**GIVEN REQUEST**
Reproduce all of the records exactly.

**INPUT DATA**

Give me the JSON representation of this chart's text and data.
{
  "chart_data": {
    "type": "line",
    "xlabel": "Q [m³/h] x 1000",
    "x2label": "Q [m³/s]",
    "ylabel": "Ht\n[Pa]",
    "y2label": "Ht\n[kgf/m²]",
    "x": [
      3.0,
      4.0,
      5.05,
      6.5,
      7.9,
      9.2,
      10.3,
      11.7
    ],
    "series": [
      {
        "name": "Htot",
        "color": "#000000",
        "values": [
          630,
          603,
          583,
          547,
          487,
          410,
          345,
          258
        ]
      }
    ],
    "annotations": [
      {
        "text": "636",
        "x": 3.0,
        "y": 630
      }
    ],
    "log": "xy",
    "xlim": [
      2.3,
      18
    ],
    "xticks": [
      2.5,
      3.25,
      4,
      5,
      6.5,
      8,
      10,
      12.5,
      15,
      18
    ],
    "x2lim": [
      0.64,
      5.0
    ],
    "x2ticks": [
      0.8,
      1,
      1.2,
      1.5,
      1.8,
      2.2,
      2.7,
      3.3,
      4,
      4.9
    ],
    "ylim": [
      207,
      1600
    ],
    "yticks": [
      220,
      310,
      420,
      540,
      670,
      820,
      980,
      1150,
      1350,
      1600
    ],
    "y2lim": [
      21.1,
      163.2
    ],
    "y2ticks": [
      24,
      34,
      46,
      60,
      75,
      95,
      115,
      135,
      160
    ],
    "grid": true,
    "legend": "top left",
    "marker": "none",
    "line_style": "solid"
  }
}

**WRITTEN ANSWER**
Give me the JSON representation of this chart's text and data.
{
  "chart_data": {
    "type": "line",
    "xlabel": "Q [m³/h] x 1000",
    "x2label": "Q [m³/s]",
    "ylabel": "Ht\n[Pa]",
    "y2label": "Ht\n[kgf/m²]",
    "x": [
      3.0,
      4.0,
      5.05,
      6.5,
      7.9,
      9.2,
      10.3,
      11.7
    ],
    "series": [
      {
        "name": "Htot",
        "color": "#000000",
        "values": [
          630,
          603,
          583,
          547,
          487,
          410,
          345,
          258
        ]
      }
    ],
    "annotations": [
      {
        "text": "636",
        "x": 3.0,
        "y": 630
      }
    ],
    "log": "xy",
    "xlim": [
      2.3,
      18
    ],
    "xticks": [
      2.5,
      3.25,
      4,
      5,
      6.5,
      8,
      10,
      12.5,
      15,
      18
    ],
    "x2lim": [
      0.64,
      5.0
    ],
    "x2ticks": [
      0.8,
      1,
      1.2,
      1.5,
      1.8,
      2.2,
      2.7,
      3.3,
      4,
      4.9
    ],
    "ylim": [
      207,
      1600
    ],
    "yticks": [
      220,
      310,
      420,
      540,
      670,
      820,
      980,
      1150,
      1350,
      1600
    ],
    "y2lim": [
      21.1,
      163.2
    ],
    "y2ticks": [
      24,
      34,
      46,
      60,
      75,
      95,
      115,
      135,
      160
    ],
    "grid": true,
    "legend": "top left",
    "marker": "none",
    "line_style": "solid"
  }
}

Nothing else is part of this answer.